Instruction
Copy out each line of the listing that has the word "Kløverblomst" in it.

Data excerpts
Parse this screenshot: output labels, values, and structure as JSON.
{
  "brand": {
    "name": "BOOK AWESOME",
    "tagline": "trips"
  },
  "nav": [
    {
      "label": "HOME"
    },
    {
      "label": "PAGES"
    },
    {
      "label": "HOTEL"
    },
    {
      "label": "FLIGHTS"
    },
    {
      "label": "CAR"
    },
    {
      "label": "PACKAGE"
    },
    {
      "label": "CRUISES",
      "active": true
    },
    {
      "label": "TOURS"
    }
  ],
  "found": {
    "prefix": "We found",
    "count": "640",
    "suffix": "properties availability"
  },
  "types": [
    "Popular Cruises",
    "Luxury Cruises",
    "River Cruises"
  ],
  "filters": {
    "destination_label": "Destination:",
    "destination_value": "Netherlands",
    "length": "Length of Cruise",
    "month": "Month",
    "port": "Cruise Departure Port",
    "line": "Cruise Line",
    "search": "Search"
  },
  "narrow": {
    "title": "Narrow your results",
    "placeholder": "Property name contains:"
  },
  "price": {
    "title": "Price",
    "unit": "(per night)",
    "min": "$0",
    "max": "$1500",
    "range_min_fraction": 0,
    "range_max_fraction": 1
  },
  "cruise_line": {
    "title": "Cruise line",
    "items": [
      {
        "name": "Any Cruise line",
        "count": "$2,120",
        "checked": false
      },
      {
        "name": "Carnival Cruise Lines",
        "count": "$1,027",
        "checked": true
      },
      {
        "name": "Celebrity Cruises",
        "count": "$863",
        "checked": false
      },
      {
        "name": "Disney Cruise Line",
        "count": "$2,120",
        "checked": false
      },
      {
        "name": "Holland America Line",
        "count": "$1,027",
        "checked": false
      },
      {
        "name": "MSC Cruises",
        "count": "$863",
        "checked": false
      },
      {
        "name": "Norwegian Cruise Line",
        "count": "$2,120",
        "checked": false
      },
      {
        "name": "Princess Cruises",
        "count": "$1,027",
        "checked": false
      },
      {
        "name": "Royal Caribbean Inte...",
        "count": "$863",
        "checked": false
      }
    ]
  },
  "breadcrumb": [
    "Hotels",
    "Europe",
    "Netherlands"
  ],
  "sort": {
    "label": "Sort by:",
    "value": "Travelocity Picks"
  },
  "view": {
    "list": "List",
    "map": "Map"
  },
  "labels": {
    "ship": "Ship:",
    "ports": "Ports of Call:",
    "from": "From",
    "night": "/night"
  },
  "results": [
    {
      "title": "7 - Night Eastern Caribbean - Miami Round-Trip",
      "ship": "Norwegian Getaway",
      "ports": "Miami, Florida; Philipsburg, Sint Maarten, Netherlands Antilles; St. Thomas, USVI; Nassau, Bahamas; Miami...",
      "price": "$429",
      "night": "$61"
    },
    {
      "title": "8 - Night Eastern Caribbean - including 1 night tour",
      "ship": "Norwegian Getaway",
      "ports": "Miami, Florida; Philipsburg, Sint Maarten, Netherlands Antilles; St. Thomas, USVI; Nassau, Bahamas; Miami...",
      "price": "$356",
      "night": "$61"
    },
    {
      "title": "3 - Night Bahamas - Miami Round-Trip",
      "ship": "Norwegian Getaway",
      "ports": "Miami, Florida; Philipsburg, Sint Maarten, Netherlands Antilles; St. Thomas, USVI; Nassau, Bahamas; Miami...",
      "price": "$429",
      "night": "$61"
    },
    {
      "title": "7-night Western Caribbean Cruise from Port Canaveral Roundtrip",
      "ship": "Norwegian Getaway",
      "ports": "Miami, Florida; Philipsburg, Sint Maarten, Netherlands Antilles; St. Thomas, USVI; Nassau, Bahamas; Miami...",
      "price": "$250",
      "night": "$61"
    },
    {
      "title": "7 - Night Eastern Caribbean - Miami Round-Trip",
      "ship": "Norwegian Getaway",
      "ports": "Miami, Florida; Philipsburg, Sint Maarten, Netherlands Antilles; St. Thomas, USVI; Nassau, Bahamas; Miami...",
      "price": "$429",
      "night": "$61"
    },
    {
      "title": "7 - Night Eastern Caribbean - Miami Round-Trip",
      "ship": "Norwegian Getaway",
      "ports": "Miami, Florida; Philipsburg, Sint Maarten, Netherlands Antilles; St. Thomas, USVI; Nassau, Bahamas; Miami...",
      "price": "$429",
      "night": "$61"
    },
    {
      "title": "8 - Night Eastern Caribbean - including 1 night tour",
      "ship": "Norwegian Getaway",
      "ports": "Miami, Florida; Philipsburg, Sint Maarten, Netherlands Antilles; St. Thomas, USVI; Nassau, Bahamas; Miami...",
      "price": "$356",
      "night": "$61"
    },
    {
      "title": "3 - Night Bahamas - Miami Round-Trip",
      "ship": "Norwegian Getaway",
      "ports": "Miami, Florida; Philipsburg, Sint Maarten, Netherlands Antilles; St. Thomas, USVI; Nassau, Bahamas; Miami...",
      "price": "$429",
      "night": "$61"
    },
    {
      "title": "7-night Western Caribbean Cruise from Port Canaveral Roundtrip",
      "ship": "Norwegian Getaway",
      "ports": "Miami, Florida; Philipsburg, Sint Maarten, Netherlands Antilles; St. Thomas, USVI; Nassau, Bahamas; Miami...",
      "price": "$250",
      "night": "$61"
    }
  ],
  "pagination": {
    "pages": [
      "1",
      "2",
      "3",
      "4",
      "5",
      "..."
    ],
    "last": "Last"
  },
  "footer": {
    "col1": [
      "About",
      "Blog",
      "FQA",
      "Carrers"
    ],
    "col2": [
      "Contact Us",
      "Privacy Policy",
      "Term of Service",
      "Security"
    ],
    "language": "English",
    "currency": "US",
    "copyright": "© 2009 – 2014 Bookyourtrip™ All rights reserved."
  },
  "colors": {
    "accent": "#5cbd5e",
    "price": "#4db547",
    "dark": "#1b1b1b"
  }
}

---

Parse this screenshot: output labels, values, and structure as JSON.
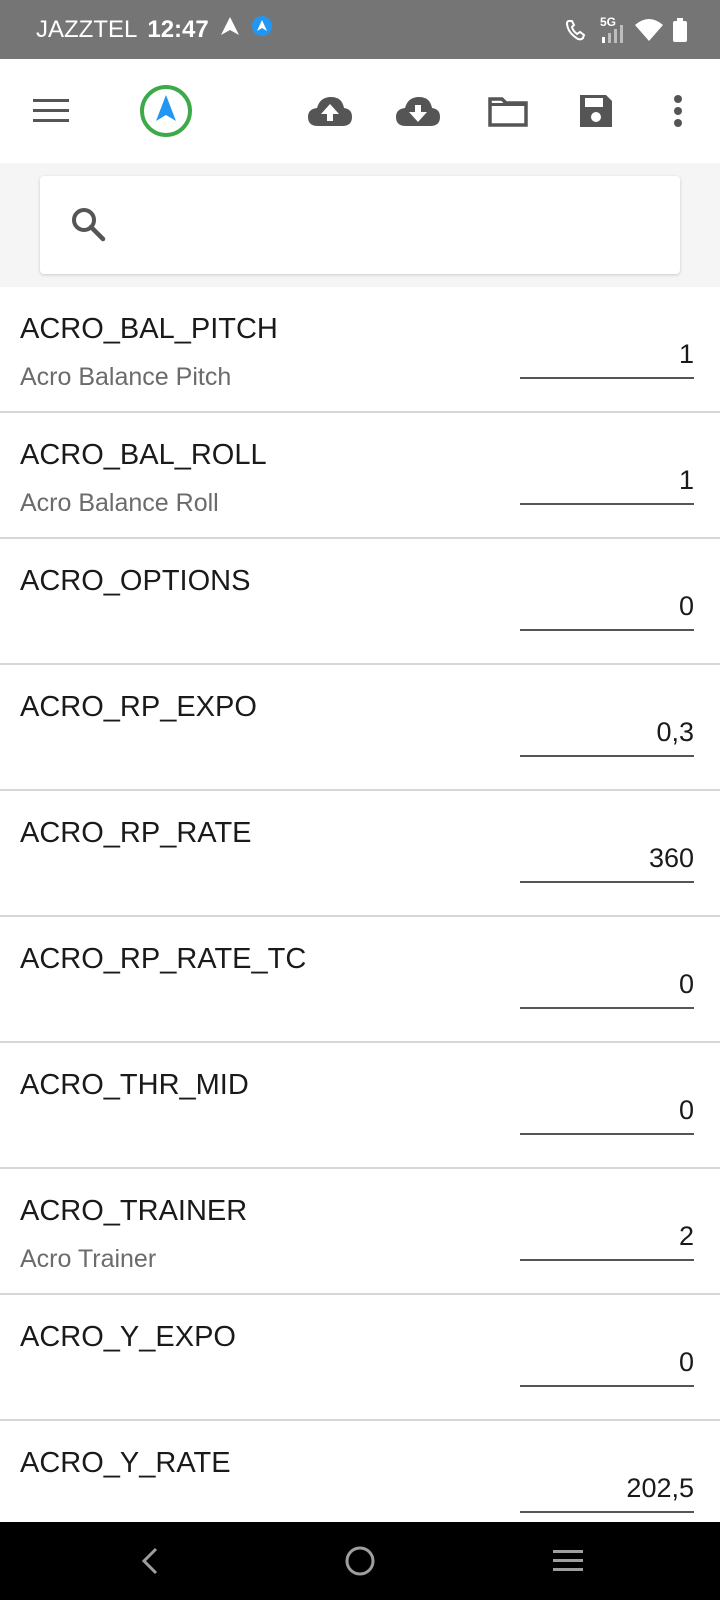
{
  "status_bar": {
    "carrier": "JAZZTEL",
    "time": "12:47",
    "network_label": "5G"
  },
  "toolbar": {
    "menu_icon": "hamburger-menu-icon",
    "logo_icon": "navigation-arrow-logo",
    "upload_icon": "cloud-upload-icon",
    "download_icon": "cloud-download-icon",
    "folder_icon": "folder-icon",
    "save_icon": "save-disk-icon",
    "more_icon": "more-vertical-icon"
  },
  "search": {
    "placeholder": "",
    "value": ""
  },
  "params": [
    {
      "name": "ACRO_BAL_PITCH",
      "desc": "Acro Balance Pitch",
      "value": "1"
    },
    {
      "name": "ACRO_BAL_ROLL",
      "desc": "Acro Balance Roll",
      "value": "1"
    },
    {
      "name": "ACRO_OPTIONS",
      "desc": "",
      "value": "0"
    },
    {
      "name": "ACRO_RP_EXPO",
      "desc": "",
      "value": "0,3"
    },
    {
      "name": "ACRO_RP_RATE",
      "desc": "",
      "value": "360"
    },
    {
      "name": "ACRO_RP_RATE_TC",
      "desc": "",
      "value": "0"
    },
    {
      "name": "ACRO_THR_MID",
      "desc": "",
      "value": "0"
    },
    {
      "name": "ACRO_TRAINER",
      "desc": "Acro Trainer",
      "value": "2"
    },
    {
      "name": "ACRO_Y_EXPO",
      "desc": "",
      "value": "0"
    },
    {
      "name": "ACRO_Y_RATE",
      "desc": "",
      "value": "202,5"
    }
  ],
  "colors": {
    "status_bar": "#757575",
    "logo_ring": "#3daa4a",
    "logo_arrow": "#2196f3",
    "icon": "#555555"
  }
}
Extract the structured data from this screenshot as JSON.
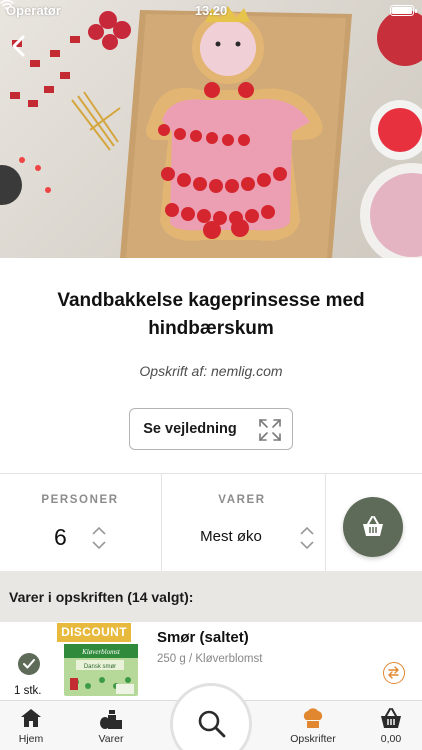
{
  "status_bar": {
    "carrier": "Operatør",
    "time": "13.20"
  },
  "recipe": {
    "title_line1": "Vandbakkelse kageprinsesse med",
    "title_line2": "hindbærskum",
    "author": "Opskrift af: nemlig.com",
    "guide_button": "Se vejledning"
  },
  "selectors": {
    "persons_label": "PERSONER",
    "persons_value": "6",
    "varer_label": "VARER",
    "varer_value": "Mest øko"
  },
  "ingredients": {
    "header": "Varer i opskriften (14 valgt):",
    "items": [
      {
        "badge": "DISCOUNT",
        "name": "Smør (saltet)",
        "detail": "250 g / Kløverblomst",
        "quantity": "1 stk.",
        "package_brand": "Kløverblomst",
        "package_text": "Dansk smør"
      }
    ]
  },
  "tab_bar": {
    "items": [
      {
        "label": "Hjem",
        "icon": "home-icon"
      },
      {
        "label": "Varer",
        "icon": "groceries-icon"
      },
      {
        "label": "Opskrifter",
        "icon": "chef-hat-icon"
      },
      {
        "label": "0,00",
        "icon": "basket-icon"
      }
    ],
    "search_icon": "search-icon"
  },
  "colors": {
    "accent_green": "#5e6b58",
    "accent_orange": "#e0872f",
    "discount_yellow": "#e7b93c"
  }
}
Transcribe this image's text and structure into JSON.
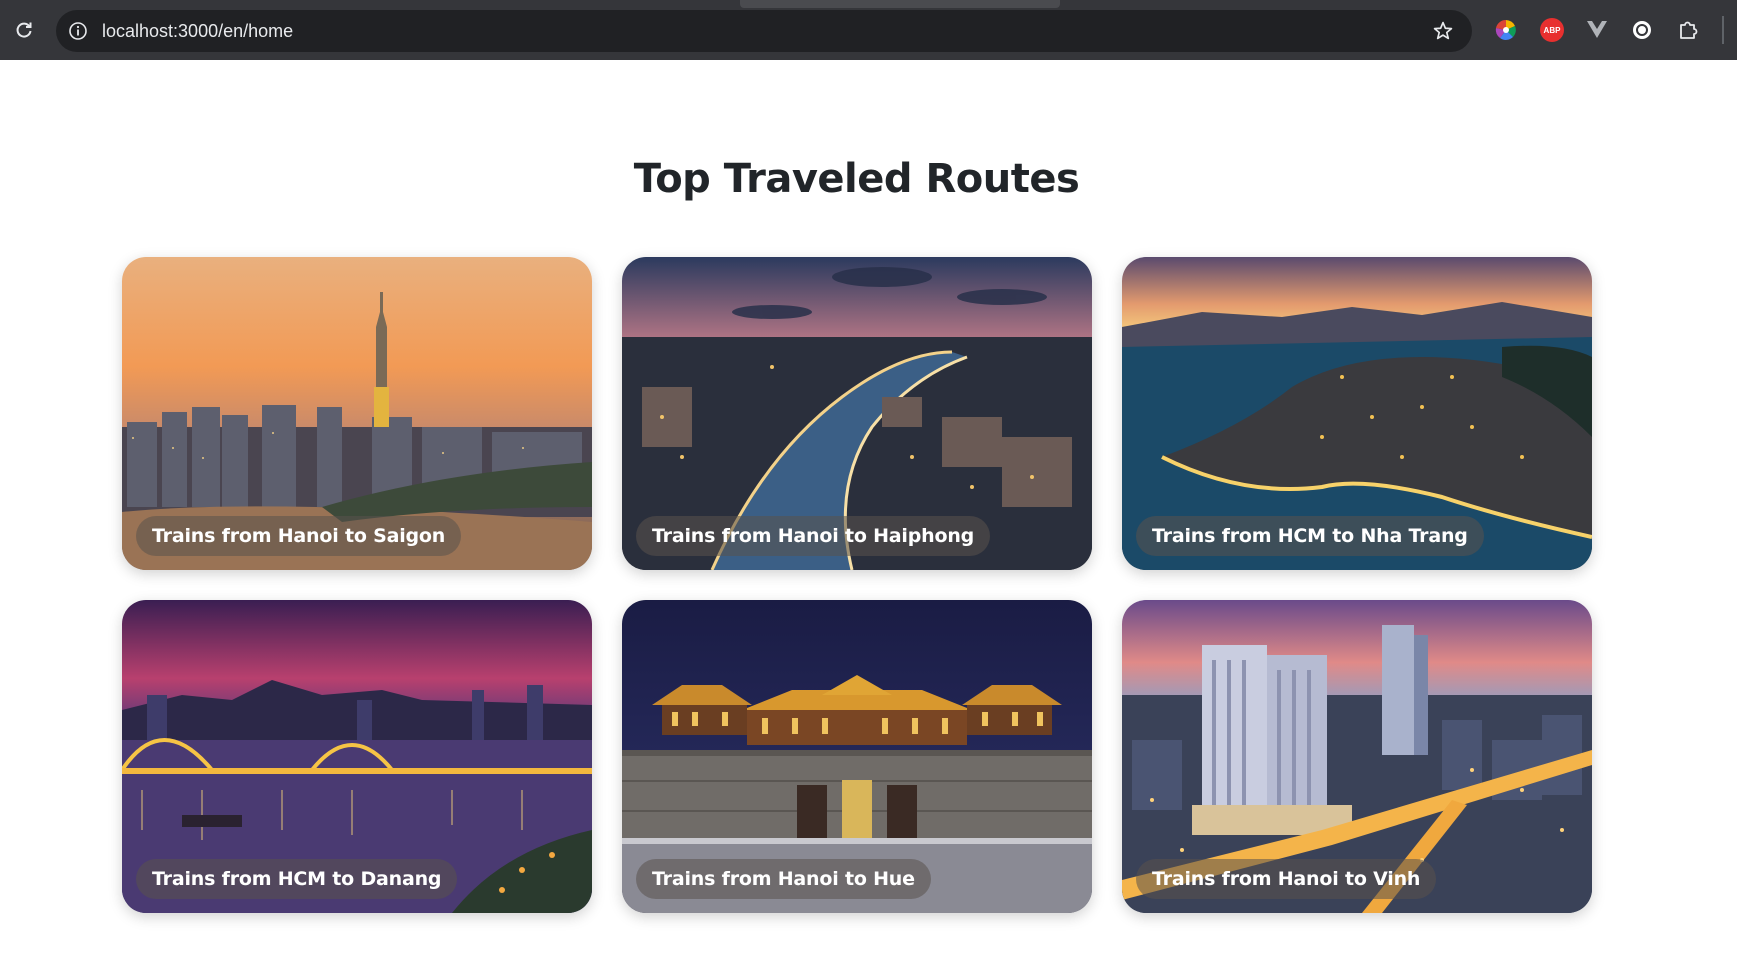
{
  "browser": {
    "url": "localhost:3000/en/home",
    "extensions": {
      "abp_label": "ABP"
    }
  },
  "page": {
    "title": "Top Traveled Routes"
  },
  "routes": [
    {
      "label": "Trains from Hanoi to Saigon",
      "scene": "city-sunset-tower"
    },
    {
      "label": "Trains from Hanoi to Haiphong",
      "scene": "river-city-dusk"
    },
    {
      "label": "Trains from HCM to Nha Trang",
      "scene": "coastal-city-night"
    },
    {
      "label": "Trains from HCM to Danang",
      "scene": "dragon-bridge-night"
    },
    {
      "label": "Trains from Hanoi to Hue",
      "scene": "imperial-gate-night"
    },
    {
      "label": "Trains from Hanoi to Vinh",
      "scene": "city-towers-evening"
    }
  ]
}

Result of the task
        "detail": "250 g / Kløverblomst",
        "package_brand": "Kløverblomst",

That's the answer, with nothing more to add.